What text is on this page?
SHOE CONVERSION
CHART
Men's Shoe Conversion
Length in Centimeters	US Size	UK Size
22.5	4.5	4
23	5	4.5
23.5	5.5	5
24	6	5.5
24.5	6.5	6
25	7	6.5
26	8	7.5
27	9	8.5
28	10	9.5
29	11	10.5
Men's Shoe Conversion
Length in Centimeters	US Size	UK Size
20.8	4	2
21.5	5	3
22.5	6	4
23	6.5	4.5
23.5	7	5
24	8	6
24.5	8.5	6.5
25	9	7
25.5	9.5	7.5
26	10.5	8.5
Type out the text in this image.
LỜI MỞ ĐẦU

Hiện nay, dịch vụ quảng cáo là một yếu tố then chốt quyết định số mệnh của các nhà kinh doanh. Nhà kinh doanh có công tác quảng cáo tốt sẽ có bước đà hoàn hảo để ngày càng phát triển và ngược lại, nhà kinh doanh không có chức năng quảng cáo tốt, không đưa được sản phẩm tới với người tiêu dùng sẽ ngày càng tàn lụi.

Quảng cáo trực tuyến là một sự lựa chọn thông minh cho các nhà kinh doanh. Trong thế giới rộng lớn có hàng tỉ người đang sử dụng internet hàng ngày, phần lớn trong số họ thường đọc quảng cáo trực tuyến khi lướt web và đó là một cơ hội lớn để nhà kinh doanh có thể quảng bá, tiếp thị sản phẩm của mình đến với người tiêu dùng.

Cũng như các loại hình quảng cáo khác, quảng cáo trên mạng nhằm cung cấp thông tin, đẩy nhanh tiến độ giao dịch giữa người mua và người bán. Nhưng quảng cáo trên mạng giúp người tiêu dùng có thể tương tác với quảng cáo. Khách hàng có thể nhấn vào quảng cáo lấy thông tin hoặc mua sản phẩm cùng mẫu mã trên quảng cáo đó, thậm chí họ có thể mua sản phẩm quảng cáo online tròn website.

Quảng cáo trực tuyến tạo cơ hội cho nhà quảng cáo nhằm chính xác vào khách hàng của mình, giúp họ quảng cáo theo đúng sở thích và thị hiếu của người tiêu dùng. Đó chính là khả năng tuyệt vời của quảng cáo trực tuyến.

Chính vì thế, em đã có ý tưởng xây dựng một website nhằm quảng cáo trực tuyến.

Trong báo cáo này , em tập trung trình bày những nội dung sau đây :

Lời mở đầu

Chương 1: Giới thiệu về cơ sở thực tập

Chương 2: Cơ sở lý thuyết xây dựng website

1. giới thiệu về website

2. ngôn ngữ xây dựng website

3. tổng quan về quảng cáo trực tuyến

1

:::::

• Exercise task: Write the material out exactly, with nothing left out.

• Exercise response:
What text is on this page?
SHOE CONVERSION
CHART
Men's Shoe Conversion
Length in Centimeters	US Size	UK Size
22.5	4.5	4
23	5	4.5
23.5	5.5	5
24	6	5.5
24.5	6.5	6
25	7	6.5
26	8	7.5
27	9	8.5
28	10	9.5
29	11	10.5
Men's Shoe Conversion
Length in Centimeters	US Size	UK Size
20.8	4	2
21.5	5	3
22.5	6	4
23	6.5	4.5
23.5	7	5
24	8	6
24.5	8.5	6.5
25	9	7
25.5	9.5	7.5
26	10.5	8.5
Type out the text in this image.
LỜI MỞ ĐẦU

Hiện nay, dịch vụ quảng cáo là một yếu tố then chốt quyết định số mệnh của các nhà kinh doanh. Nhà kinh doanh có công tác quảng cáo tốt sẽ có bước đà hoàn hảo để ngày càng phát triển và ngược lại, nhà kinh doanh không có chức năng quảng cáo tốt, không đưa được sản phẩm tới với người tiêu dùng sẽ ngày càng tàn lụi.

Quảng cáo trực tuyến là một sự lựa chọn thông minh cho các nhà kinh doanh. Trong thế giới rộng lớn có hàng tỉ người đang sử dụng internet hàng ngày, phần lớn trong số họ thường đọc quảng cáo trực tuyến khi lướt web và đó là một cơ hội lớn để nhà kinh doanh có thể quảng bá, tiếp thị sản phẩm của mình đến với người tiêu dùng.

Cũng như các loại hình quảng cáo khác, quảng cáo trên mạng nhằm cung cấp thông tin, đẩy nhanh tiến độ giao dịch giữa người mua và người bán. Nhưng quảng cáo trên mạng giúp người tiêu dùng có thể tương tác với quảng cáo. Khách hàng có thể nhấn vào quảng cáo lấy thông tin hoặc mua sản phẩm cùng mẫu mã trên quảng cáo đó, thậm chí họ có thể mua sản phẩm quảng cáo online tròn website.

Quảng cáo trực tuyến tạo cơ hội cho nhà quảng cáo nhằm chính xác vào khách hàng của mình, giúp họ quảng cáo theo đúng sở thích và thị hiếu của người tiêu dùng. Đó chính là khả năng tuyệt vời của quảng cáo trực tuyến.

Chính vì thế, em đã có ý tưởng xây dựng một website nhằm quảng cáo trực tuyến.

Trong báo cáo này , em tập trung trình bày những nội dung sau đây :

Lời mở đầu

Chương 1: Giới thiệu về cơ sở thực tập

Chương 2: Cơ sở lý thuyết xây dựng website

1. giới thiệu về website

2. ngôn ngữ xây dựng website

3. tổng quan về quảng cáo trực tuyến

1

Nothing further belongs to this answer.